- Directions: Copy all the material below, exactly as it stands.

____________

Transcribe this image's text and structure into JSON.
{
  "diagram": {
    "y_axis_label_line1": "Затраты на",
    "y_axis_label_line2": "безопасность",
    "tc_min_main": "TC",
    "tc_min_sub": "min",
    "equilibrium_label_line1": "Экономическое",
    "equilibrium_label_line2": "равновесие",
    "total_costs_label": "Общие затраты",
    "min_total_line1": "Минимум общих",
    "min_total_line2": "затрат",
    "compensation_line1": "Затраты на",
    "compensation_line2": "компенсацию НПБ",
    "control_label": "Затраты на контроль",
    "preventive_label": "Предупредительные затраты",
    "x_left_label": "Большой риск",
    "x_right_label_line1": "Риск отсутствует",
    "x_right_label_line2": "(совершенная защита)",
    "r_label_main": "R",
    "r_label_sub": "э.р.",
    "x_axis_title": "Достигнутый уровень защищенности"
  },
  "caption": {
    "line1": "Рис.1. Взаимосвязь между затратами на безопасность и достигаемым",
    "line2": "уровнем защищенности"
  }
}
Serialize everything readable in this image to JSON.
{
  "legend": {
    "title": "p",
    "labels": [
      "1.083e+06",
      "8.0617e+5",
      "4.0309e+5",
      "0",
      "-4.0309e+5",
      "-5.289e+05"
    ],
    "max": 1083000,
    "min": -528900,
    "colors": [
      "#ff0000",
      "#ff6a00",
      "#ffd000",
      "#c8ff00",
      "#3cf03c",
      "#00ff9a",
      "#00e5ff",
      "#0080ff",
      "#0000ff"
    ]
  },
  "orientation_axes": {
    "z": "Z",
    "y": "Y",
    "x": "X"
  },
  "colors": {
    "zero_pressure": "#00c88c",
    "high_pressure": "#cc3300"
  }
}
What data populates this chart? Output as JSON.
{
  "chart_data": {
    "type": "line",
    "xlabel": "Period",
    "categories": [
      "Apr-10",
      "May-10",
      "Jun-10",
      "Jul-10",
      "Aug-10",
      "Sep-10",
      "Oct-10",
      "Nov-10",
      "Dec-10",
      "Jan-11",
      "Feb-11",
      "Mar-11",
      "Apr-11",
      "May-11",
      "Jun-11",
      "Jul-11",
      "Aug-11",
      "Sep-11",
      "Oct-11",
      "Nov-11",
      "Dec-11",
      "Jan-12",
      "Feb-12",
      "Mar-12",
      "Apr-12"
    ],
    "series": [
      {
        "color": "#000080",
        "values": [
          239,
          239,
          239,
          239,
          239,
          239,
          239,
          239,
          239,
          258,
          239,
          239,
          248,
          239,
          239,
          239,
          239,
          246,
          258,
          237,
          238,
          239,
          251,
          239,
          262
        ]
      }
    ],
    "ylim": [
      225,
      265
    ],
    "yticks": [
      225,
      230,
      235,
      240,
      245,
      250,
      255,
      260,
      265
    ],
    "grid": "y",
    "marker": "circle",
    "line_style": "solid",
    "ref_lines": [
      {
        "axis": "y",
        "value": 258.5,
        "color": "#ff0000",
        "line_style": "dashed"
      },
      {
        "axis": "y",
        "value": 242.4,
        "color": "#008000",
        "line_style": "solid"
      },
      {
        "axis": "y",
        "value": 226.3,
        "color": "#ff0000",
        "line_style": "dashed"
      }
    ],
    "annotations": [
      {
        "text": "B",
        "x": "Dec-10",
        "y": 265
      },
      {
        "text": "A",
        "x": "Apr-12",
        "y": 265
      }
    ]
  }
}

____________

- Task response:
Transcribe this image's text and structure into JSON.
{
  "diagram": {
    "y_axis_label_line1": "Затраты на",
    "y_axis_label_line2": "безопасность",
    "tc_min_main": "TC",
    "tc_min_sub": "min",
    "equilibrium_label_line1": "Экономическое",
    "equilibrium_label_line2": "равновесие",
    "total_costs_label": "Общие затраты",
    "min_total_line1": "Минимум общих",
    "min_total_line2": "затрат",
    "compensation_line1": "Затраты на",
    "compensation_line2": "компенсацию НПБ",
    "control_label": "Затраты на контроль",
    "preventive_label": "Предупредительные затраты",
    "x_left_label": "Большой риск",
    "x_right_label_line1": "Риск отсутствует",
    "x_right_label_line2": "(совершенная защита)",
    "r_label_main": "R",
    "r_label_sub": "э.р.",
    "x_axis_title": "Достигнутый уровень защищенности"
  },
  "caption": {
    "line1": "Рис.1. Взаимосвязь между затратами на безопасность и достигаемым",
    "line2": "уровнем защищенности"
  }
}
Serialize everything readable in this image to JSON.
{
  "legend": {
    "title": "p",
    "labels": [
      "1.083e+06",
      "8.0617e+5",
      "4.0309e+5",
      "0",
      "-4.0309e+5",
      "-5.289e+05"
    ],
    "max": 1083000,
    "min": -528900,
    "colors": [
      "#ff0000",
      "#ff6a00",
      "#ffd000",
      "#c8ff00",
      "#3cf03c",
      "#00ff9a",
      "#00e5ff",
      "#0080ff",
      "#0000ff"
    ]
  },
  "orientation_axes": {
    "z": "Z",
    "y": "Y",
    "x": "X"
  },
  "colors": {
    "zero_pressure": "#00c88c",
    "high_pressure": "#cc3300"
  }
}
What data populates this chart? Output as JSON.
{
  "chart_data": {
    "type": "line",
    "xlabel": "Period",
    "categories": [
      "Apr-10",
      "May-10",
      "Jun-10",
      "Jul-10",
      "Aug-10",
      "Sep-10",
      "Oct-10",
      "Nov-10",
      "Dec-10",
      "Jan-11",
      "Feb-11",
      "Mar-11",
      "Apr-11",
      "May-11",
      "Jun-11",
      "Jul-11",
      "Aug-11",
      "Sep-11",
      "Oct-11",
      "Nov-11",
      "Dec-11",
      "Jan-12",
      "Feb-12",
      "Mar-12",
      "Apr-12"
    ],
    "series": [
      {
        "color": "#000080",
        "values": [
          239,
          239,
          239,
          239,
          239,
          239,
          239,
          239,
          239,
          258,
          239,
          239,
          248,
          239,
          239,
          239,
          239,
          246,
          258,
          237,
          238,
          239,
          251,
          239,
          262
        ]
      }
    ],
    "ylim": [
      225,
      265
    ],
    "yticks": [
      225,
      230,
      235,
      240,
      245,
      250,
      255,
      260,
      265
    ],
    "grid": "y",
    "marker": "circle",
    "line_style": "solid",
    "ref_lines": [
      {
        "axis": "y",
        "value": 258.5,
        "color": "#ff0000",
        "line_style": "dashed"
      },
      {
        "axis": "y",
        "value": 242.4,
        "color": "#008000",
        "line_style": "solid"
      },
      {
        "axis": "y",
        "value": 226.3,
        "color": "#ff0000",
        "line_style": "dashed"
      }
    ],
    "annotations": [
      {
        "text": "B",
        "x": "Dec-10",
        "y": 265
      },
      {
        "text": "A",
        "x": "Apr-12",
        "y": 265
      }
    ]
  }
}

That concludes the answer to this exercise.